◆ What is asked ◆
In the entries below, find the lines with the word "appt" and copy them.

———

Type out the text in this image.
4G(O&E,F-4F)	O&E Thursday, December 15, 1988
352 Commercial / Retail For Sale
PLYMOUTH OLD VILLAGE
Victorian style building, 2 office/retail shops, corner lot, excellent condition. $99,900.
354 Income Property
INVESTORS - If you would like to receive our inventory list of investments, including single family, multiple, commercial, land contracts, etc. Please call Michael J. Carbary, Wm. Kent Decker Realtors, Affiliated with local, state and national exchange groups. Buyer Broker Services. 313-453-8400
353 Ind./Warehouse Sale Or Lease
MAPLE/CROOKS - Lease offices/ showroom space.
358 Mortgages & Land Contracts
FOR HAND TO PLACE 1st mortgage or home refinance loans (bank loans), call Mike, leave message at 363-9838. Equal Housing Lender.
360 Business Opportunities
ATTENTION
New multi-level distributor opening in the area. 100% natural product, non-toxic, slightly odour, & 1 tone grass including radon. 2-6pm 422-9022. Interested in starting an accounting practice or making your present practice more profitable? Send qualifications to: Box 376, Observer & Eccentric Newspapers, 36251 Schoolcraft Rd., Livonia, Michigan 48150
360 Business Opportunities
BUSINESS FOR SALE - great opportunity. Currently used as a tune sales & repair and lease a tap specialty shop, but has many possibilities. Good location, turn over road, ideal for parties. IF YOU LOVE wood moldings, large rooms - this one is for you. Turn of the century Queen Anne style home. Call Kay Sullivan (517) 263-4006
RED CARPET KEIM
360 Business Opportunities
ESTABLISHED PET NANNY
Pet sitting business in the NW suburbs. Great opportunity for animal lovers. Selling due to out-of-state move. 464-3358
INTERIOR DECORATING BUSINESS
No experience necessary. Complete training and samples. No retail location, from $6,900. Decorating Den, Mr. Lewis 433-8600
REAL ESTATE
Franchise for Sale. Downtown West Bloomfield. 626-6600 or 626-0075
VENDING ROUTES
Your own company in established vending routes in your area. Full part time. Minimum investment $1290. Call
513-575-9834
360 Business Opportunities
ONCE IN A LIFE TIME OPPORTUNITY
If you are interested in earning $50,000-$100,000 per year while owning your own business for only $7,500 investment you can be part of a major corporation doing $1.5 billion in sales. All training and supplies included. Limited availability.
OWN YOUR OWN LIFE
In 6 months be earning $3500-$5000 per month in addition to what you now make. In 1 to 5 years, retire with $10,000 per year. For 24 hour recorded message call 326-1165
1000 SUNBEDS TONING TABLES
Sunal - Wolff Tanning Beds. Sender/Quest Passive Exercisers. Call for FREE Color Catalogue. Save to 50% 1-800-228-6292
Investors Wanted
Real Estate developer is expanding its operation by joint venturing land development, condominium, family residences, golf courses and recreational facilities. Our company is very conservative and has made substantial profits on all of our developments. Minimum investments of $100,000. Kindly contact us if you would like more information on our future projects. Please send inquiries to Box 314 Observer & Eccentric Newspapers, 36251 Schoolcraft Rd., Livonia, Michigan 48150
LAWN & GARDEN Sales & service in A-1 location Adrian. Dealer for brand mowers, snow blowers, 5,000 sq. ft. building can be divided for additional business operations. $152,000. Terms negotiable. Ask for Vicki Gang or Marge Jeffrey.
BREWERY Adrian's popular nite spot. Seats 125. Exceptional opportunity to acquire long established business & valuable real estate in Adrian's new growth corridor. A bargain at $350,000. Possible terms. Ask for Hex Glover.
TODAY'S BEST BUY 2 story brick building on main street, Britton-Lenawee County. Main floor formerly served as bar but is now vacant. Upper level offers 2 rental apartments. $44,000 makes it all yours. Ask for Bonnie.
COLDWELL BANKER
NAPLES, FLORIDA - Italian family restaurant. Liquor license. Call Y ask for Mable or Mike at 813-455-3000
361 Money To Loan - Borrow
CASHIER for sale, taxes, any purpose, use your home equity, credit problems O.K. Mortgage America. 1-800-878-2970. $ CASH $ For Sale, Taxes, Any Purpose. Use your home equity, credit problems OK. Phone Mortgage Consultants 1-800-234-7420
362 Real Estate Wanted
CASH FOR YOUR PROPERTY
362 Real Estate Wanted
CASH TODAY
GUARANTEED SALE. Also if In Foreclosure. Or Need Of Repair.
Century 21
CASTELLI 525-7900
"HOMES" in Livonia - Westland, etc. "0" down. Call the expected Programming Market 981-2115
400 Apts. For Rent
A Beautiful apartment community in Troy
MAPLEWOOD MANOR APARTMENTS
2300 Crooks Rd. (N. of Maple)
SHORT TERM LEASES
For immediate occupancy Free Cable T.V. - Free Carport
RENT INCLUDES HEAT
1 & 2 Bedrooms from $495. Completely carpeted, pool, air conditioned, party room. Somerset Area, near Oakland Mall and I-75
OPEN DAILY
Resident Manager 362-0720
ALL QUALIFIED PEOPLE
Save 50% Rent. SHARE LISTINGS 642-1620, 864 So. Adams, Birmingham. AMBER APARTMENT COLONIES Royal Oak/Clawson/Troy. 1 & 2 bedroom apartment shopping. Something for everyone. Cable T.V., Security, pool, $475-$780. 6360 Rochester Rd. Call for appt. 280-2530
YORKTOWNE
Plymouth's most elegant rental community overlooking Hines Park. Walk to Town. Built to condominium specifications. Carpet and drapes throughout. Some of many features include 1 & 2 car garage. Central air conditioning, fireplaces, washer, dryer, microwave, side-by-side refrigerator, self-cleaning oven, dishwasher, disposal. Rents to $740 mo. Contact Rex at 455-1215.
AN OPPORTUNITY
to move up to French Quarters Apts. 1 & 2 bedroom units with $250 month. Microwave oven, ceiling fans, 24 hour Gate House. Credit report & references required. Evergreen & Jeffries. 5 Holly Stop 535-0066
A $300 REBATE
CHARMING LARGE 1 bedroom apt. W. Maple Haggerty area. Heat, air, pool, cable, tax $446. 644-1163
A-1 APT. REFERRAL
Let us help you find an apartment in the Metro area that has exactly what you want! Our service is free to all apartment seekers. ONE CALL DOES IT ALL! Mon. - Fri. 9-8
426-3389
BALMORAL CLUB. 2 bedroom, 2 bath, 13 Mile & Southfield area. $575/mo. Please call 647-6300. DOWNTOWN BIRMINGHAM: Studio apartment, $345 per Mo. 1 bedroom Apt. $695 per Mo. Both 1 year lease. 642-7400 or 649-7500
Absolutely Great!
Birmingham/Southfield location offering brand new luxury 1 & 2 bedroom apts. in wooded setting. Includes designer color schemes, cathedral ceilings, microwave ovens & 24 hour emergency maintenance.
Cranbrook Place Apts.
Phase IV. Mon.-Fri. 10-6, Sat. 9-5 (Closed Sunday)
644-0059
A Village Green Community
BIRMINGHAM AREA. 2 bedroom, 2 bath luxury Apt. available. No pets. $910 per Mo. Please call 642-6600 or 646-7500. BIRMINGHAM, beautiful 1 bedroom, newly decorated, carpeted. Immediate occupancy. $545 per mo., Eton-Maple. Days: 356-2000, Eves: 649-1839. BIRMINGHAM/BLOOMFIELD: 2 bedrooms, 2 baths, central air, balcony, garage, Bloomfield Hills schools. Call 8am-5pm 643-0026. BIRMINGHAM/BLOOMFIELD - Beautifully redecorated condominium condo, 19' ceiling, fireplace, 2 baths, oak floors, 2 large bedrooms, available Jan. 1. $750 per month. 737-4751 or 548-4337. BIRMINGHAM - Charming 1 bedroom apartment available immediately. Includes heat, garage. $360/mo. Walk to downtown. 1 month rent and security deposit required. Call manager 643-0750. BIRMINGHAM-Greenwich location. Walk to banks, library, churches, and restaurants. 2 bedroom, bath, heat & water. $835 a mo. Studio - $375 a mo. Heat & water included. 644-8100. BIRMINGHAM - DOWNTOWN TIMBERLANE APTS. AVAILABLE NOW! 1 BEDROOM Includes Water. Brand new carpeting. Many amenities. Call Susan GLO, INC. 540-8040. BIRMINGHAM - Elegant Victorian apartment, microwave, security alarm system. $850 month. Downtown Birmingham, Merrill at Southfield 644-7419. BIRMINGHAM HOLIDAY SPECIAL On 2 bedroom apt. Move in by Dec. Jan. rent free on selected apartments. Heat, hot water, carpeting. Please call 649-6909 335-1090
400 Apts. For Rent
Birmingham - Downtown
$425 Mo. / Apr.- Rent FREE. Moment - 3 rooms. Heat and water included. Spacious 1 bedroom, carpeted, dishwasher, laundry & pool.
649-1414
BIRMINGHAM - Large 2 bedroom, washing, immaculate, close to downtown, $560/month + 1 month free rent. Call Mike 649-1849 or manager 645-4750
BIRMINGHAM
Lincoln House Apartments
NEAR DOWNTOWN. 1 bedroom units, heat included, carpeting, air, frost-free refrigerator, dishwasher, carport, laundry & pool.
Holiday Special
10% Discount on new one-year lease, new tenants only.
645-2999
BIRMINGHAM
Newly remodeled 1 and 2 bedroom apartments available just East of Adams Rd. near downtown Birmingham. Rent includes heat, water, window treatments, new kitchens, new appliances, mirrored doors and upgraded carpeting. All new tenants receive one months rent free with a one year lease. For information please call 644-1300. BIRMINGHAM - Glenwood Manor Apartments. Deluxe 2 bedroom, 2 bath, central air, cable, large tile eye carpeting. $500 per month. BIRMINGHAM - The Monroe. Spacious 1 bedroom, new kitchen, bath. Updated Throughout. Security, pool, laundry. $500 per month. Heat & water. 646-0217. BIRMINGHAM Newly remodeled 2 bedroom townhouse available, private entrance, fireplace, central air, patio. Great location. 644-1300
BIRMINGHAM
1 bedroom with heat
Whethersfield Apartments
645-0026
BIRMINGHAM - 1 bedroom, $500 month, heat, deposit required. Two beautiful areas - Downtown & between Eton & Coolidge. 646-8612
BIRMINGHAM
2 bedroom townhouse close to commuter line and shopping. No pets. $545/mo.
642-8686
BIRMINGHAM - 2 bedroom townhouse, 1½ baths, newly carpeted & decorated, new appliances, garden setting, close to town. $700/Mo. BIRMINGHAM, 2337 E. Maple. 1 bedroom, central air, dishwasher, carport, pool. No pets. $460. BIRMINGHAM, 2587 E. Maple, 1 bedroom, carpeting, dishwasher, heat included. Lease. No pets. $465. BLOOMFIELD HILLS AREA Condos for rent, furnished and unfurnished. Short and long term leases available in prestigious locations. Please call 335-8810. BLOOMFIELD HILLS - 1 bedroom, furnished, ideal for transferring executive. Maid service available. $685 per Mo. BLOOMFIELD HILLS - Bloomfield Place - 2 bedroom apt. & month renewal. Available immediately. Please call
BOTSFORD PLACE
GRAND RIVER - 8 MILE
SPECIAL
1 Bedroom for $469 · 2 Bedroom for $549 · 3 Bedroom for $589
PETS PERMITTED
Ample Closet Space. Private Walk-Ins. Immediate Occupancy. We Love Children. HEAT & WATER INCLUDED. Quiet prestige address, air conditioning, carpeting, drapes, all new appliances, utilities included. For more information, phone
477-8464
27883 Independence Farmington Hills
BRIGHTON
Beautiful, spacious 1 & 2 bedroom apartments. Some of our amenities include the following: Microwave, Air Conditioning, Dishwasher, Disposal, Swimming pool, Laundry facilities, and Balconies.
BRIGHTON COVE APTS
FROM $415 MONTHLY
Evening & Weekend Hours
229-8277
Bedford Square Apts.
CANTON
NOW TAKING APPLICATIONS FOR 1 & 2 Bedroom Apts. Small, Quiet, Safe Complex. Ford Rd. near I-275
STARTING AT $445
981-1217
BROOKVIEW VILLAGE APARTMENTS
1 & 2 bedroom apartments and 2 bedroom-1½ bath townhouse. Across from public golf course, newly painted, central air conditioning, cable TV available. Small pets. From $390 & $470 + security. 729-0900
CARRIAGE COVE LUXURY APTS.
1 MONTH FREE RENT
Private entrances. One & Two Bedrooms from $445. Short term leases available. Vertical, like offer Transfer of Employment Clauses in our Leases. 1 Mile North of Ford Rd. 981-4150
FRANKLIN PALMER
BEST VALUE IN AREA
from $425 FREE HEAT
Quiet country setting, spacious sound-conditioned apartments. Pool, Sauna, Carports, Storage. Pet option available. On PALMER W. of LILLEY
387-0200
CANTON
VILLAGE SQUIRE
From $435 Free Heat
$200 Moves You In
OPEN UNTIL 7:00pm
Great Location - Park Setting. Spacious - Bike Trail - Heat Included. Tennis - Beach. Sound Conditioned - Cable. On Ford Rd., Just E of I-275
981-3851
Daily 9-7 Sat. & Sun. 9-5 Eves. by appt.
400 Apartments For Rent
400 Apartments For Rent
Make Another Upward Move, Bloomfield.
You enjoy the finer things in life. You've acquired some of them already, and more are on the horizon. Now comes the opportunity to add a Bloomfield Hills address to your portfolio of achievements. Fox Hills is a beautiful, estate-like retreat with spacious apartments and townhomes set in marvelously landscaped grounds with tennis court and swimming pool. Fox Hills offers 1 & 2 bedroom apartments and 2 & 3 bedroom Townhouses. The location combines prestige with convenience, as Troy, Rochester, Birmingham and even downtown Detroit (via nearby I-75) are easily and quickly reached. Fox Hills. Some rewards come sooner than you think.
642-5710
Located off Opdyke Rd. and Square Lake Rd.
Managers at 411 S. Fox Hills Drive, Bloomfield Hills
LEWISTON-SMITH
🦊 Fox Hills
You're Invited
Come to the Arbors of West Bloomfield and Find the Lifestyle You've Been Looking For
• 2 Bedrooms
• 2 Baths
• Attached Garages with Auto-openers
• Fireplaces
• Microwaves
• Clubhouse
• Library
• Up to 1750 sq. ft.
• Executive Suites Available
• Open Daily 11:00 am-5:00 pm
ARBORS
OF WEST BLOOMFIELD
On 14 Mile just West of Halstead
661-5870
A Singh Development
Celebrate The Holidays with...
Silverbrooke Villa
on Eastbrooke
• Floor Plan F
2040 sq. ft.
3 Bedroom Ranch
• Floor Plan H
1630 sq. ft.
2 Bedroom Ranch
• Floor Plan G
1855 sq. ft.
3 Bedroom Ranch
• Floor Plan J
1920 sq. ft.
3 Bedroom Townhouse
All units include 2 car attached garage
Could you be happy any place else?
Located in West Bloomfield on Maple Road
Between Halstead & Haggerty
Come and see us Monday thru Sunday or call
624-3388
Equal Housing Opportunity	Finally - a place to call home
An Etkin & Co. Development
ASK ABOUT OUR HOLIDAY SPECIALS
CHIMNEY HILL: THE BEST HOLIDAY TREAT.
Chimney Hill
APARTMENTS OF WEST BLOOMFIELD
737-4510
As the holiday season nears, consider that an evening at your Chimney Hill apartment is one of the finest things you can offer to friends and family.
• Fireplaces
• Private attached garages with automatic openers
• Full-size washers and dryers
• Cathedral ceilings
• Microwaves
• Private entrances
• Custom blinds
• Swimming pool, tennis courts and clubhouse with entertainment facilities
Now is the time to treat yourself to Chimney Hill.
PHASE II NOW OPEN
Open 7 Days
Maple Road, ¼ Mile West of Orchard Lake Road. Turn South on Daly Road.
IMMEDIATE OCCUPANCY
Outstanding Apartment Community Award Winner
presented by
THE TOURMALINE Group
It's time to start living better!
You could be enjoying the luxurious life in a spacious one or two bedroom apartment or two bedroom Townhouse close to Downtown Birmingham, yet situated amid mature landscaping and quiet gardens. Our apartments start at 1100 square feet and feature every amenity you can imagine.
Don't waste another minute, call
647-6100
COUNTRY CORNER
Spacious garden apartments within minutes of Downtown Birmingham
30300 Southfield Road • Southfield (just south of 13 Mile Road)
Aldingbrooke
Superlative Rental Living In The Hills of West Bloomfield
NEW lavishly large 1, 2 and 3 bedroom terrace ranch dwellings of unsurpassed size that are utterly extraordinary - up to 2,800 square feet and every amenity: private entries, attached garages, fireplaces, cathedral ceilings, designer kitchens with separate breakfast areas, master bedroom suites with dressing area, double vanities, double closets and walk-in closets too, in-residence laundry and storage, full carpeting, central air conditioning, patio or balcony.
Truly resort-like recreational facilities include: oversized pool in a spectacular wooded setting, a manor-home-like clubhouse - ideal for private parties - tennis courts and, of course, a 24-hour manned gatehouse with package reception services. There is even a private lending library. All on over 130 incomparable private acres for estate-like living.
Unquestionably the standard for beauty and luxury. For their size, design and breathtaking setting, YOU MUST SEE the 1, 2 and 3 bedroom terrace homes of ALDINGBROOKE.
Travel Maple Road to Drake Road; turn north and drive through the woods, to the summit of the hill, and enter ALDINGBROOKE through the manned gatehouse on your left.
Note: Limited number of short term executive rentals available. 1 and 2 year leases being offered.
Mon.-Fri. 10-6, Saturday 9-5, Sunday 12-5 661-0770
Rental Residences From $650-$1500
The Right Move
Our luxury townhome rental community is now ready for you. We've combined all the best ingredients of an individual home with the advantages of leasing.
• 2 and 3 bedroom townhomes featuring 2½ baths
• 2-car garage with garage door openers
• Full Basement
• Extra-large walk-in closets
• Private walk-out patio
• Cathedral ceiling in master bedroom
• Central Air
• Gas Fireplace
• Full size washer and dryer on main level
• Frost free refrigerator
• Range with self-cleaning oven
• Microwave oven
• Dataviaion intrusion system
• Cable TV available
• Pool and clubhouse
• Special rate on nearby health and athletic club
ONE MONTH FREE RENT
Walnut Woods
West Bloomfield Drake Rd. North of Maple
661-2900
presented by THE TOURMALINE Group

———

◆ Answer in full ◆
Save 50% Rent. SHARE LISTINGS 642-1620, 864 So. Adams, Birmingham. AMBER APARTMENT COLONIES Royal Oak/Clawson/Troy. 1 & 2 bedroom apartment shopping. Something for everyone. Cable T.V., Security, pool, $475-$780. 6360 Rochester Rd. Call for appt. 280-2530
Daily 9-7 Sat. & Sun. 9-5 Eves. by appt.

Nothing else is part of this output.